• [WORK TO BE COMPLETED]: Return verbatim the lines of the material from the one containing "text-line: अपनी पहली" through the one containing "text-line: इतना सीधा", both included.

• [Element and coordinate records]:
■ ■ ■ ■
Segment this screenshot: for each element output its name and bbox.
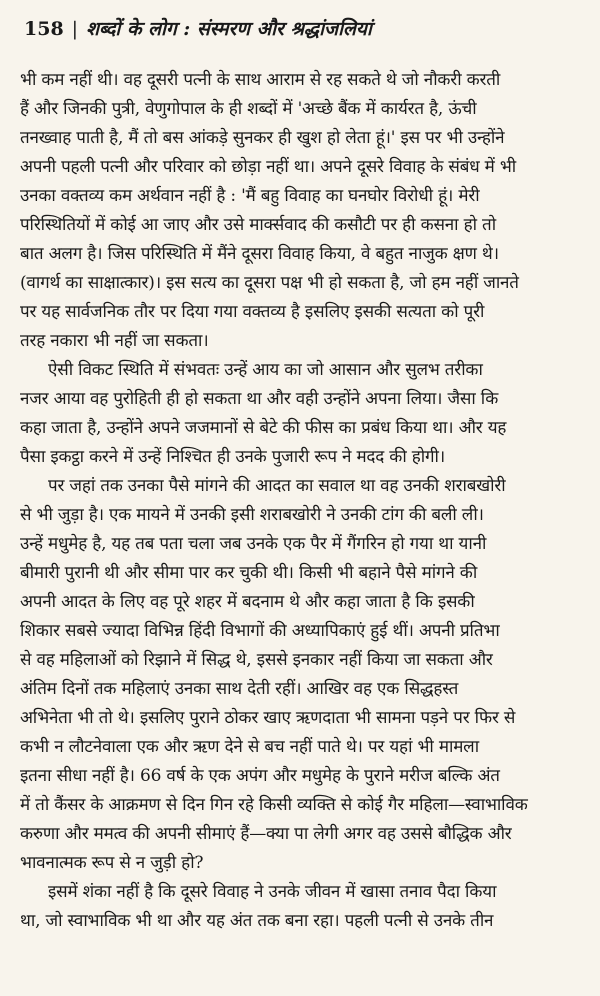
text-line: अपनी पहली पत्नी और परिवार को छोड़ा नहीं था। अपने दूसरे विवाह के संबंध में भी [20,157,516,177]
text-line: था, जो स्वाभाविक भी था और यह अंत तक बना रहा। पहली पत्नी से उनके तीन [20,911,494,931]
text-line: कहा जाता है, उन्होंने अपने जजमानों से बेटे की फीस का प्रबंध किया था। और यह [20,418,507,438]
running-title: शब्दों के लोग : संस्मरण और श्रद्धांजलियां [86,18,372,40]
page-number: 158 [24,18,64,40]
text-line: शिकार सबसे ज्यादा विभिन्न हिंदी विभागों की अध्यापिकाएं हुई थीं। अपनी प्रतिभा [20,621,500,641]
text-line: नजर आया वह पुरोहिती ही हो सकता था और वही उन्होंने अपना लिया। जैसा कि [20,389,499,409]
text-line: बात अलग है। जिस परिस्थिति में मैंने दूसरा विवाह किया, वे बहुत नाजुक क्षण थे। [20,244,499,264]
text-line: परिस्थितियों में कोई आ जाए और उसे मार्क्सवाद की कसौटी पर ही कसना हो तो [20,215,496,235]
text-line: इतना सीधा नहीं है। 66 वर्ष के एक अपंग और मधुमेह के पुराने मरीज बल्कि अंत [20,766,500,786]
text-line: (वागर्थ का साक्षात्कार)। इस सत्य का दूसरा पक्ष भी हो सकता है, जो हम नहीं जानते [20,273,519,293]
text-line: पैसा इकट्ठा करने में उन्हें निश्चित ही उनके पुजारी रूप ने मदद की होगी। [20,447,445,467]
text-line: से वह महिलाओं को रिझाने में सिद्ध थे, इससे इनकार नहीं किया जा सकता और [20,650,493,670]
text-line: करुणा और ममत्व की अपनी सीमाएं हैं—क्या पा लेगी अगर वह उससे बौद्धिक और [20,824,512,844]
text-line: में तो कैंसर के आक्रमण से दिन गिन रहे किसी व्यक्ति से कोई गैर महिला—स्वाभाविक [20,795,528,815]
text-line: अपनी आदत के लिए वह पूरे शहर में बदनाम थे और कहा जाता है कि इसकी [20,592,475,612]
text-line: तनख्वाह पाती है, मैं तो बस आंकड़े सुनकर ही खुश हो लेता हूं।' इस पर भी उन्होंने [20,128,505,148]
text-line: पर जहां तक उनका पैसे मांगने की आदत का सवाल था वह उनकी शराबखोरी [48,476,506,496]
text-line: ऐसी विकट स्थिति में संभवतः उन्हें आय का जो आसान और सुलभ तरीका [48,360,483,380]
text-line: भावनात्मक रूप से न जुड़ी हो? [20,853,204,873]
text-line: उन्हें मधुमेह है, यह तब पता चला जब उनके एक पैर में गैंगरिन हो गया था यानी [20,534,487,554]
text-line: उनका वक्तव्य कम अर्थवान नहीं है : 'मैं बहु विवाह का घनघोर विरोधी हूं। मेरी [20,186,480,206]
text-line: से भी जुड़ा है। एक मायने में उनकी इसी शराबखोरी ने उनकी टांग की बली ली। [20,505,484,525]
text-line: हैं और जिनकी पुत्री, वेणुगोपाल के ही शब्दों में 'अच्छे बैंक में कार्यरत है, ऊंची [20,99,477,119]
text-line: पर यह सार्वजनिक तौर पर दिया गया वक्तव्य है इसलिए इसकी सत्यता को पूरी [20,302,485,322]
text-line: अंतिम दिनों तक महिलाएं उनका साथ देती रहीं। आखिर वह एक सिद्धहस्त [20,679,459,699]
text-line: कभी न लौटनेवाला एक और ऋण देने से बच नहीं पाते थे। पर यहां भी मामला [20,737,479,757]
body-text [20,66,576,936]
header-separator: | [71,18,79,40]
text-line: तरह नकारा भी नहीं जा सकता। [20,331,209,351]
text-line: अभिनेता भी तो थे। इसलिए पुराने ठोकर खाए ऋणदाता भी सामना पड़ने पर फिर से [20,708,516,728]
running-header [20,16,576,52]
text-line: इसमें शंका नहीं है कि दूसरे विवाह ने उनके जीवन में खासा तनाव पैदा किया [48,882,497,902]
text-line: बीमारी पुरानी थी और सीमा पार कर चुकी थी। किसी भी बहाने पैसे मांगने की [20,563,478,583]
text-line: भी कम नहीं थी। वह दूसरी पत्नी के साथ आराम से रह सकते थे जो नौकरी करती [20,70,501,90]
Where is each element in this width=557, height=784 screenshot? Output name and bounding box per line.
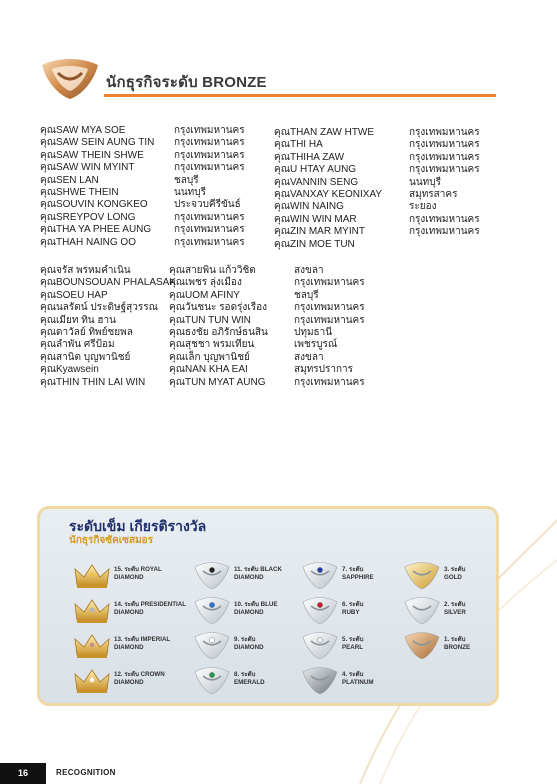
member-name: คุณBOUNSOUAN PHALASAK <box>40 277 177 289</box>
member-name: คุณเพชร ลุ่งเมือง <box>169 277 242 289</box>
member-name: คุณสายพิน แก้ววิชิต <box>169 265 256 276</box>
pin-level-number: 10. ระดับ BLUE <box>234 601 278 608</box>
page-title: นักธุรกิจระดับ BRONZE <box>106 74 267 91</box>
member-province: ชลบุรี <box>294 289 319 301</box>
member-province: ปทุมธานี <box>294 327 333 339</box>
pin-level-number: 3. ระดับ <box>444 566 466 573</box>
pin-level-label <box>114 601 186 616</box>
list1-left-provinces <box>174 125 245 249</box>
pin-level-name: DIAMOND <box>234 643 264 651</box>
member-province: เพชรบูรณ์ <box>294 339 338 351</box>
list2-provinces <box>294 265 365 389</box>
member-name: คุณSAW WIN MYINT <box>40 162 135 174</box>
pin-level-number: 1. ระดับ <box>444 636 466 643</box>
pin-level-label <box>444 636 470 651</box>
member-name: คุณเล็ก บุญพานิชย์ <box>169 351 250 363</box>
member-name: คุณTHAH NAING OO <box>40 236 136 248</box>
pin-level-number: 6. ระดับ <box>342 601 364 608</box>
panel-title: ระดับเข็ม เกียรติรางวัล <box>69 518 207 534</box>
list1-left-names <box>40 125 154 249</box>
pin-level-number: 7. ระดับ <box>342 566 364 573</box>
member-province: กรุงเทพมหานคร <box>409 151 480 163</box>
member-province: กรุงเทพมหานคร <box>174 125 245 136</box>
member-province: กรุงเทพมหานคร <box>409 127 480 138</box>
member-name: คุณTUN TUN WIN <box>169 314 251 326</box>
pin-level-label <box>342 636 363 651</box>
diamond-pin-icon <box>192 596 232 626</box>
gold-pin-icon <box>402 561 442 591</box>
member-province: กรุงเทพมหานคร <box>294 302 365 314</box>
pin-level-item <box>402 596 499 626</box>
pin-level-item <box>72 596 187 626</box>
member-name: คุณSOUVIN KONGKEO <box>40 199 148 211</box>
member-name: คุณZIN MAR MYINT <box>274 226 365 238</box>
member-name: คุณZIN MOE TUN <box>274 238 355 250</box>
member-name: คุณสุชชา พรมเทียน <box>169 339 255 351</box>
silver-pin-icon <box>402 596 442 626</box>
member-province: กรุงเทพมหานคร <box>174 137 245 149</box>
member-name: คุณจรัส พรหมคำเนิน <box>40 265 131 276</box>
member-name: คุณTHAN ZAW HTWE <box>274 127 375 138</box>
member-name: คุณSHWE THEIN <box>40 187 119 199</box>
pin-level-number: 2. ระดับ <box>444 601 466 608</box>
pin-level-name: BRONZE <box>444 643 471 651</box>
member-province: กรุงเทพมหานคร <box>174 162 245 174</box>
pin-level-name: DIAMOND <box>114 643 144 651</box>
member-name: คุณWIN NAING <box>274 201 344 213</box>
list1-right-provinces <box>409 127 480 251</box>
member-province: กรุงเทพมหานคร <box>174 149 245 161</box>
member-name: คุณVANXAY KEONIXAY <box>274 189 383 201</box>
pin-level-number: 14. ระดับ PRESIDENTIAL <box>114 601 187 608</box>
pin-levels-panel <box>37 506 499 706</box>
member-name: คุณธงชัย อภิรักษ์ธนสิน <box>169 327 268 339</box>
member-province: กรุงเทพมหานคร <box>174 211 245 223</box>
pin-level-label <box>342 671 374 686</box>
member-province: กรุงเทพมหานคร <box>294 277 365 289</box>
pin-level-item <box>300 596 410 626</box>
member-name: คุณเมียท ทิน ฮาน <box>40 314 116 326</box>
platinum-pin-icon <box>300 666 340 696</box>
pin-level-number: 9. ระดับ <box>234 636 256 643</box>
pin-level-label <box>234 601 277 616</box>
member-name: คุณลำพัน ศรีป้อม <box>40 339 115 351</box>
list1-right-names <box>274 127 382 251</box>
pin-level-item <box>402 561 499 591</box>
pin-level-label <box>114 636 170 651</box>
member-province: สมุทรสาคร <box>409 189 458 201</box>
pin-level-label <box>444 566 465 581</box>
member-province: นนทบุรี <box>409 176 441 188</box>
member-province: ชลบุรี <box>174 174 199 186</box>
member-province: กรุงเทพมหานคร <box>174 236 245 248</box>
pin-level-label <box>234 636 264 651</box>
list2-names-col2 <box>169 265 268 389</box>
pin-level-item <box>192 596 302 626</box>
member-name: คุณTHIN THIN LAI WIN <box>40 376 146 388</box>
member-name: คุณนลรัตน์ ประดิษฐ์สุวรรณ <box>40 302 158 314</box>
pin-level-name: PLATINUM <box>342 678 374 686</box>
pin-level-number: 5. ระดับ <box>342 636 364 643</box>
member-name: คุณSAW SEIN AUNG TIN <box>40 137 155 149</box>
diamond-pin-icon <box>300 561 340 591</box>
diamond-pin-icon <box>192 561 232 591</box>
member-province: กรุงเทพมหานคร <box>294 314 365 326</box>
member-province: ประจวบคีรีขันธ์ <box>174 199 241 211</box>
member-province: กรุงเทพมหานคร <box>409 226 480 238</box>
member-province: กรุงเทพมหานคร <box>409 164 480 176</box>
member-name: คุณวันชนะ รอดรุ่งเรือง <box>169 302 267 314</box>
pin-level-name: RUBY <box>342 608 360 616</box>
member-name: คุณสานิต บุญพานิชย์ <box>40 351 131 363</box>
pin-level-label <box>114 566 162 581</box>
pin-level-name: SILVER <box>444 608 466 616</box>
diamond-pin-icon <box>300 631 340 661</box>
member-province: สงขลา <box>294 265 324 276</box>
member-name: คุณVANNIN SENG <box>274 176 359 188</box>
member-name: คุณU HTAY AUNG <box>274 164 357 176</box>
pin-level-name: DIAMOND <box>114 608 144 616</box>
pin-level-label <box>234 671 265 686</box>
pin-level-number: 13. ระดับ IMPERIAL <box>114 636 171 643</box>
member-province: กรุงเทพมหานคร <box>409 213 480 225</box>
page-number: 16 <box>17 768 28 778</box>
imperial-crown-icon <box>72 631 112 661</box>
pin-level-label <box>444 601 466 616</box>
member-province: สมุทรปราการ <box>294 364 354 376</box>
member-name: คุณSAW THEIN SHWE <box>40 149 144 161</box>
presidential-crown-icon <box>72 596 112 626</box>
pin-level-number: 8. ระดับ <box>234 671 256 678</box>
pin-level-item <box>72 666 182 696</box>
pin-level-label <box>114 671 165 686</box>
member-name: คุณUOM AFINY <box>169 289 240 301</box>
member-name: คุณSOEU HAP <box>40 289 108 301</box>
pin-level-item <box>72 631 182 661</box>
member-province: กรุงเทพมหานคร <box>174 224 245 236</box>
footer-label: RECOGNITION <box>56 768 116 777</box>
member-name: คุณNAN KHA EAI <box>169 364 248 376</box>
member-province: กรุงเทพมหานคร <box>294 376 365 388</box>
member-province: นนทบุรี <box>174 187 206 199</box>
pin-level-label <box>234 566 282 581</box>
member-name: คุณSEN LAN <box>40 174 99 186</box>
member-name: คุณWIN WIN MAR <box>274 213 357 225</box>
pin-level-name: GOLD <box>444 573 462 581</box>
panel-subtitle: นักธุรกิจซัคเซสมอร <box>69 535 154 546</box>
pin-level-item <box>402 631 499 661</box>
member-name: คุณKyawsein <box>40 364 99 376</box>
pin-level-name: DIAMOND <box>234 573 264 581</box>
royal-crown-icon <box>72 561 112 591</box>
member-name: คุณดาวัลย์ ทิพย์ชยพล <box>40 327 133 339</box>
pin-level-number: 11. ระดับ BLACK <box>234 566 282 573</box>
pin-level-name: PEARL <box>342 643 363 651</box>
member-name: คุณTHI HA <box>274 139 323 151</box>
list2-names-col1 <box>40 265 176 389</box>
pin-level-name: EMERALD <box>234 678 265 686</box>
bronze-pin-icon <box>402 631 442 661</box>
member-province: สงขลา <box>294 351 324 363</box>
member-province: ระยอง <box>409 201 437 213</box>
pin-level-label <box>342 566 374 581</box>
member-name: คุณTHIHA ZAW <box>274 151 345 163</box>
pin-level-name: DIAMOND <box>114 678 144 686</box>
title-underline <box>104 94 496 97</box>
pin-level-item <box>300 561 410 591</box>
pin-level-item <box>192 631 302 661</box>
pin-level-item <box>300 631 410 661</box>
bronze-badge-icon <box>38 55 102 101</box>
pin-level-number: 4. ระดับ <box>342 671 364 678</box>
member-province: กรุงเทพมหานคร <box>409 139 480 151</box>
diamond-pin-icon <box>192 666 232 696</box>
crown-icon <box>72 666 112 696</box>
pin-level-label <box>342 601 363 616</box>
pin-level-item <box>192 561 302 591</box>
pin-level-item <box>300 666 410 696</box>
pin-level-name: DIAMOND <box>234 608 264 616</box>
member-province <box>409 239 480 251</box>
pin-level-number: 12. ระดับ CROWN <box>114 671 165 678</box>
pin-level-name: SAPPHIRE <box>342 573 374 581</box>
member-name: คุณTUN MYAT AUNG <box>169 376 266 388</box>
member-name: คุณSAW MYA SOE <box>40 125 126 136</box>
pin-level-item <box>192 666 302 696</box>
pin-level-item <box>72 561 182 591</box>
diamond-pin-icon <box>192 631 232 661</box>
pin-level-number: 15. ระดับ ROYAL <box>114 566 162 573</box>
member-name: คุณSREYPOV LONG <box>40 211 136 223</box>
pin-level-name: DIAMOND <box>114 573 144 581</box>
diamond-pin-icon <box>300 596 340 626</box>
member-name: คุณTHA YA PHEE AUNG <box>40 224 152 236</box>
■ ■ ■ ■
• [RESPONSE TO THIS TASK]:
text-line: अपनी पहली पत्नी और परिवार को छोड़ा नहीं था। अपने दूसरे विवाह के संबंध में भी [20,157,516,177]
text-line: था, जो स्वाभाविक भी था और यह अंत तक बना रहा। पहली पत्नी से उनके तीन [20,911,494,931]
text-line: कहा जाता है, उन्होंने अपने जजमानों से बेटे की फीस का प्रबंध किया था। और यह [20,418,507,438]
running-title: शब्दों के लोग : संस्मरण और श्रद्धांजलियां [86,18,372,40]
page-number: 158 [24,18,64,40]
text-line: शिकार सबसे ज्यादा विभिन्न हिंदी विभागों की अध्यापिकाएं हुई थीं। अपनी प्रतिभा [20,621,500,641]
text-line: नजर आया वह पुरोहिती ही हो सकता था और वही उन्होंने अपना लिया। जैसा कि [20,389,499,409]
text-line: बात अलग है। जिस परिस्थिति में मैंने दूसरा विवाह किया, वे बहुत नाजुक क्षण थे। [20,244,499,264]
text-line: परिस्थितियों में कोई आ जाए और उसे मार्क्सवाद की कसौटी पर ही कसना हो तो [20,215,496,235]
text-line: इतना सीधा नहीं है। 66 वर्ष के एक अपंग और मधुमेह के पुराने मरीज बल्कि अंत [20,766,500,786]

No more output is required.